[Some records]

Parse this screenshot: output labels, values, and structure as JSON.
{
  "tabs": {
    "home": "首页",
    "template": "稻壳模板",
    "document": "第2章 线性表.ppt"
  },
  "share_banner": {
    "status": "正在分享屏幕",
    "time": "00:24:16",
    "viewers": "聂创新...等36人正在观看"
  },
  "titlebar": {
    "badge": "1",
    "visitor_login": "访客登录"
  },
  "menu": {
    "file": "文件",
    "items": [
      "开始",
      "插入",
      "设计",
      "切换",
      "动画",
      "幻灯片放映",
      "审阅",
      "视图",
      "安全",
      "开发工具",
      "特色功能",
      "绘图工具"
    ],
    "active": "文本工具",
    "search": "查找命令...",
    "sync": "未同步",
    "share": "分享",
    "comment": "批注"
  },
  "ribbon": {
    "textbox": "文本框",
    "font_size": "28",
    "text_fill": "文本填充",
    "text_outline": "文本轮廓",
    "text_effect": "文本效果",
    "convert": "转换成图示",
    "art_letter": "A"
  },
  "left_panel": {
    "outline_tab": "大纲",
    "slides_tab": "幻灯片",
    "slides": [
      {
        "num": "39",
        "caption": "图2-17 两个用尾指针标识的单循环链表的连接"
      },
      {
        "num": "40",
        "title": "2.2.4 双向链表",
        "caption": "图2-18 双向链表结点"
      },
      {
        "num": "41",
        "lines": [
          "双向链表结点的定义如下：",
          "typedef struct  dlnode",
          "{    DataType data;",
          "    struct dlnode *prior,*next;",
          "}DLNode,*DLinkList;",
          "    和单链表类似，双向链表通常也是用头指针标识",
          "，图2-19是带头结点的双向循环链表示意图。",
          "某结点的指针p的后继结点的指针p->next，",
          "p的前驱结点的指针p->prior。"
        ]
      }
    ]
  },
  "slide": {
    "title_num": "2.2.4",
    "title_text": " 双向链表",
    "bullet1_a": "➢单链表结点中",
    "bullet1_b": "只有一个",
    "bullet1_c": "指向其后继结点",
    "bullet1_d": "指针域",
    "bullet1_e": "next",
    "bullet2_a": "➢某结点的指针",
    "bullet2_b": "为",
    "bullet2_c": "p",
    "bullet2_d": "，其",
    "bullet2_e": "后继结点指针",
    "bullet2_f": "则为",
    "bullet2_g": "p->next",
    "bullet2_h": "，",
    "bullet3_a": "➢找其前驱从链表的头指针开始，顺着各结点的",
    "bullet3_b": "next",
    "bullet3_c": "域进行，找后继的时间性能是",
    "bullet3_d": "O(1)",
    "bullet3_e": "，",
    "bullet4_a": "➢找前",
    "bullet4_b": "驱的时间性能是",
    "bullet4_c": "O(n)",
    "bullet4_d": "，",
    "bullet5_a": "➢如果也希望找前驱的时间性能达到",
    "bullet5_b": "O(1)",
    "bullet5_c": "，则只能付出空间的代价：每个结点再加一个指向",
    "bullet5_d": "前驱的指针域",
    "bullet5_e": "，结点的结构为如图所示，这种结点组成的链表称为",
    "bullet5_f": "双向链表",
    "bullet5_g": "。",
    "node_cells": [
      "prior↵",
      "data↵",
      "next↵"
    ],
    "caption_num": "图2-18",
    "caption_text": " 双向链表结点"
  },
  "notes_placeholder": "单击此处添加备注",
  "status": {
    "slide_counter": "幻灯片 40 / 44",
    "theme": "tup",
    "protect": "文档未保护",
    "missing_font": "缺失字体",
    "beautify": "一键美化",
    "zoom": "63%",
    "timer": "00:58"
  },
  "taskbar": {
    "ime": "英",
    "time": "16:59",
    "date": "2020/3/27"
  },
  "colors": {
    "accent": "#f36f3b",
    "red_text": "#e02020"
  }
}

**Task directions**
All of the entries above must be quoted exactly.

**Output of the exercise**
Parse this screenshot: output labels, values, and structure as JSON.
{
  "tabs": {
    "home": "首页",
    "template": "稻壳模板",
    "document": "第2章 线性表.ppt"
  },
  "share_banner": {
    "status": "正在分享屏幕",
    "time": "00:24:16",
    "viewers": "聂创新...等36人正在观看"
  },
  "titlebar": {
    "badge": "1",
    "visitor_login": "访客登录"
  },
  "menu": {
    "file": "文件",
    "items": [
      "开始",
      "插入",
      "设计",
      "切换",
      "动画",
      "幻灯片放映",
      "审阅",
      "视图",
      "安全",
      "开发工具",
      "特色功能",
      "绘图工具"
    ],
    "active": "文本工具",
    "search": "查找命令...",
    "sync": "未同步",
    "share": "分享",
    "comment": "批注"
  },
  "ribbon": {
    "textbox": "文本框",
    "font_size": "28",
    "text_fill": "文本填充",
    "text_outline": "文本轮廓",
    "text_effect": "文本效果",
    "convert": "转换成图示",
    "art_letter": "A"
  },
  "left_panel": {
    "outline_tab": "大纲",
    "slides_tab": "幻灯片",
    "slides": [
      {
        "num": "39",
        "caption": "图2-17 两个用尾指针标识的单循环链表的连接"
      },
      {
        "num": "40",
        "title": "2.2.4 双向链表",
        "caption": "图2-18 双向链表结点"
      },
      {
        "num": "41",
        "lines": [
          "双向链表结点的定义如下：",
          "typedef struct  dlnode",
          "{    DataType data;",
          "    struct dlnode *prior,*next;",
          "}DLNode,*DLinkList;",
          "    和单链表类似，双向链表通常也是用头指针标识",
          "，图2-19是带头结点的双向循环链表示意图。",
          "某结点的指针p的后继结点的指针p->next，",
          "p的前驱结点的指针p->prior。"
        ]
      }
    ]
  },
  "slide": {
    "title_num": "2.2.4",
    "title_text": " 双向链表",
    "bullet1_a": "➢单链表结点中",
    "bullet1_b": "只有一个",
    "bullet1_c": "指向其后继结点",
    "bullet1_d": "指针域",
    "bullet1_e": "next",
    "bullet2_a": "➢某结点的指针",
    "bullet2_b": "为",
    "bullet2_c": "p",
    "bullet2_d": "，其",
    "bullet2_e": "后继结点指针",
    "bullet2_f": "则为",
    "bullet2_g": "p->next",
    "bullet2_h": "，",
    "bullet3_a": "➢找其前驱从链表的头指针开始，顺着各结点的",
    "bullet3_b": "next",
    "bullet3_c": "域进行，找后继的时间性能是",
    "bullet3_d": "O(1)",
    "bullet3_e": "，",
    "bullet4_a": "➢找前",
    "bullet4_b": "驱的时间性能是",
    "bullet4_c": "O(n)",
    "bullet4_d": "，",
    "bullet5_a": "➢如果也希望找前驱的时间性能达到",
    "bullet5_b": "O(1)",
    "bullet5_c": "，则只能付出空间的代价：每个结点再加一个指向",
    "bullet5_d": "前驱的指针域",
    "bullet5_e": "，结点的结构为如图所示，这种结点组成的链表称为",
    "bullet5_f": "双向链表",
    "bullet5_g": "。",
    "node_cells": [
      "prior↵",
      "data↵",
      "next↵"
    ],
    "caption_num": "图2-18",
    "caption_text": " 双向链表结点"
  },
  "notes_placeholder": "单击此处添加备注",
  "status": {
    "slide_counter": "幻灯片 40 / 44",
    "theme": "tup",
    "protect": "文档未保护",
    "missing_font": "缺失字体",
    "beautify": "一键美化",
    "zoom": "63%",
    "timer": "00:58"
  },
  "taskbar": {
    "ime": "英",
    "time": "16:59",
    "date": "2020/3/27"
  },
  "colors": {
    "accent": "#f36f3b",
    "red_text": "#e02020"
  }
}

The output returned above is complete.